# What you need to do:
Skip the pictures and quote all of the lines exactly.

# Rows:
::::

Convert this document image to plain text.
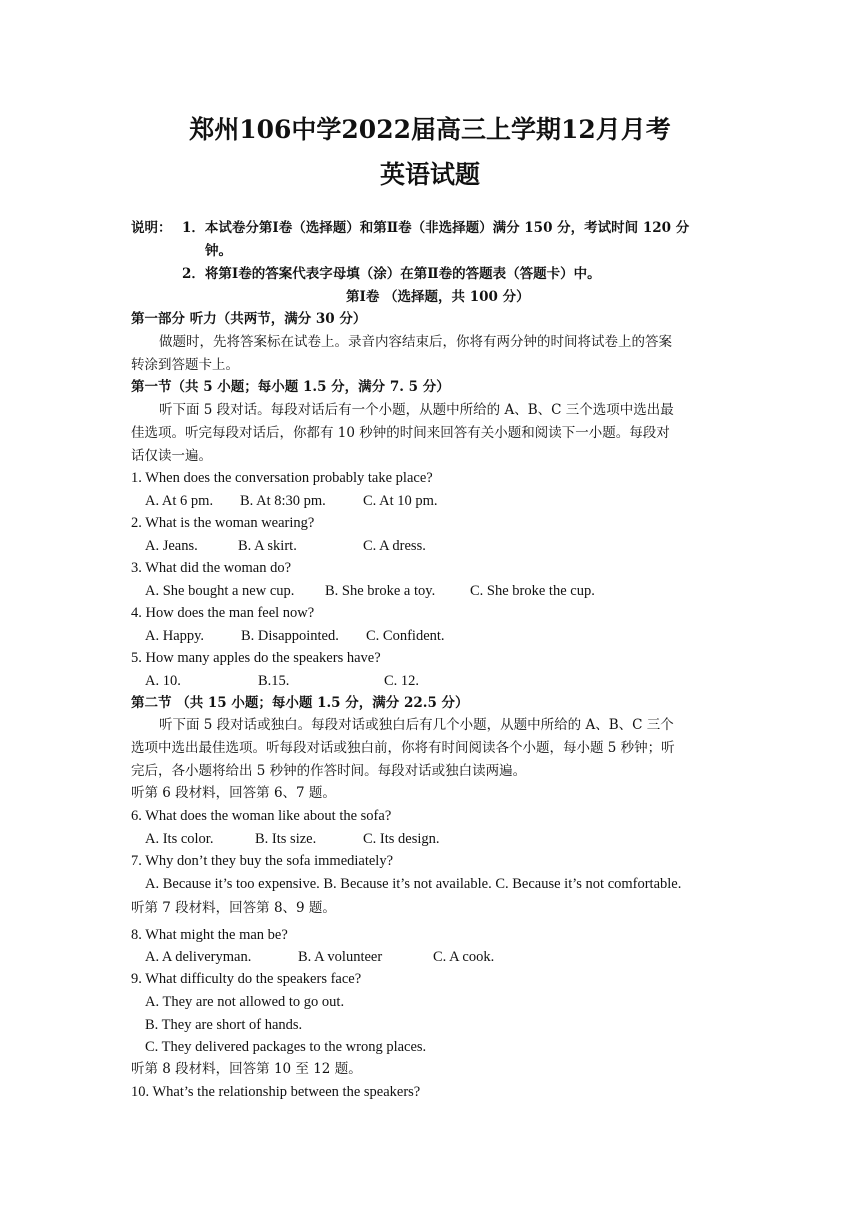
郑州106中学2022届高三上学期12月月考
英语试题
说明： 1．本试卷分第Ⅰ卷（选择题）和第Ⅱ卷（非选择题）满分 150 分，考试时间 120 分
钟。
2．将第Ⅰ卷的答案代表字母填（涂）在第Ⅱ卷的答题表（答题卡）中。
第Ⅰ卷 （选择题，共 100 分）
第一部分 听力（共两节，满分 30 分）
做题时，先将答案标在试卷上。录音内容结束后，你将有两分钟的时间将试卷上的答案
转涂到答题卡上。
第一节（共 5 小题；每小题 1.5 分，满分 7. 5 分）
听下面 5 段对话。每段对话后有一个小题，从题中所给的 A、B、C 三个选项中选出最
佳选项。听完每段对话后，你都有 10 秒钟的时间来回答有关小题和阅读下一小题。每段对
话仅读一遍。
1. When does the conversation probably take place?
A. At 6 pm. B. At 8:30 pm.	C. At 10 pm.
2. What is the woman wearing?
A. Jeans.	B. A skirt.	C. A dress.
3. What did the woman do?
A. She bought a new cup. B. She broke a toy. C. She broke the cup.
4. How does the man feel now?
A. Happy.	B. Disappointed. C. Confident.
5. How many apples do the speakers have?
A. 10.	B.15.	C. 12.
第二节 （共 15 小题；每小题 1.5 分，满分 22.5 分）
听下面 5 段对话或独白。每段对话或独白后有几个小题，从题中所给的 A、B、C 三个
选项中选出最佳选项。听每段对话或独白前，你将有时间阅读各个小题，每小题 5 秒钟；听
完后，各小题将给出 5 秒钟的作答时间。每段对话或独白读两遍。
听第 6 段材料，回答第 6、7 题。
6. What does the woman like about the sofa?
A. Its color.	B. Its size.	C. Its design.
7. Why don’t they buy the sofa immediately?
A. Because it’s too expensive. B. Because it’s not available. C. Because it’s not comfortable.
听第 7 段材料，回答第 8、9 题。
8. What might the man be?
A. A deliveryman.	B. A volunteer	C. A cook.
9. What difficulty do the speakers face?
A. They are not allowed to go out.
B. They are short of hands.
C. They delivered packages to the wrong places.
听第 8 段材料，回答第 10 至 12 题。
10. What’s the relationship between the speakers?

::::

# Solution for this problem:
Convert this document image to plain text.
郑州106中学2022届高三上学期12月月考
英语试题
说明： 1．本试卷分第Ⅰ卷（选择题）和第Ⅱ卷（非选择题）满分 150 分，考试时间 120 分
钟。
2．将第Ⅰ卷的答案代表字母填（涂）在第Ⅱ卷的答题表（答题卡）中。
第Ⅰ卷 （选择题，共 100 分）
第一部分 听力（共两节，满分 30 分）
做题时，先将答案标在试卷上。录音内容结束后，你将有两分钟的时间将试卷上的答案
转涂到答题卡上。
第一节（共 5 小题；每小题 1.5 分，满分 7. 5 分）
听下面 5 段对话。每段对话后有一个小题，从题中所给的 A、B、C 三个选项中选出最
佳选项。听完每段对话后，你都有 10 秒钟的时间来回答有关小题和阅读下一小题。每段对
话仅读一遍。
1. When does the conversation probably take place?
A. At 6 pm. B. At 8:30 pm.	C. At 10 pm.
2. What is the woman wearing?
A. Jeans.	B. A skirt.	C. A dress.
3. What did the woman do?
A. She bought a new cup. B. She broke a toy. C. She broke the cup.
4. How does the man feel now?
A. Happy.	B. Disappointed. C. Confident.
5. How many apples do the speakers have?
A. 10.	B.15.	C. 12.
第二节 （共 15 小题；每小题 1.5 分，满分 22.5 分）
听下面 5 段对话或独白。每段对话或独白后有几个小题，从题中所给的 A、B、C 三个
选项中选出最佳选项。听每段对话或独白前，你将有时间阅读各个小题，每小题 5 秒钟；听
完后，各小题将给出 5 秒钟的作答时间。每段对话或独白读两遍。
听第 6 段材料，回答第 6、7 题。
6. What does the woman like about the sofa?
A. Its color.	B. Its size.	C. Its design.
7. Why don’t they buy the sofa immediately?
A. Because it’s too expensive. B. Because it’s not available. C. Because it’s not comfortable.
听第 7 段材料，回答第 8、9 题。
8. What might the man be?
A. A deliveryman.	B. A volunteer	C. A cook.
9. What difficulty do the speakers face?
A. They are not allowed to go out.
B. They are short of hands.
C. They delivered packages to the wrong places.
听第 8 段材料，回答第 10 至 12 题。
10. What’s the relationship between the speakers?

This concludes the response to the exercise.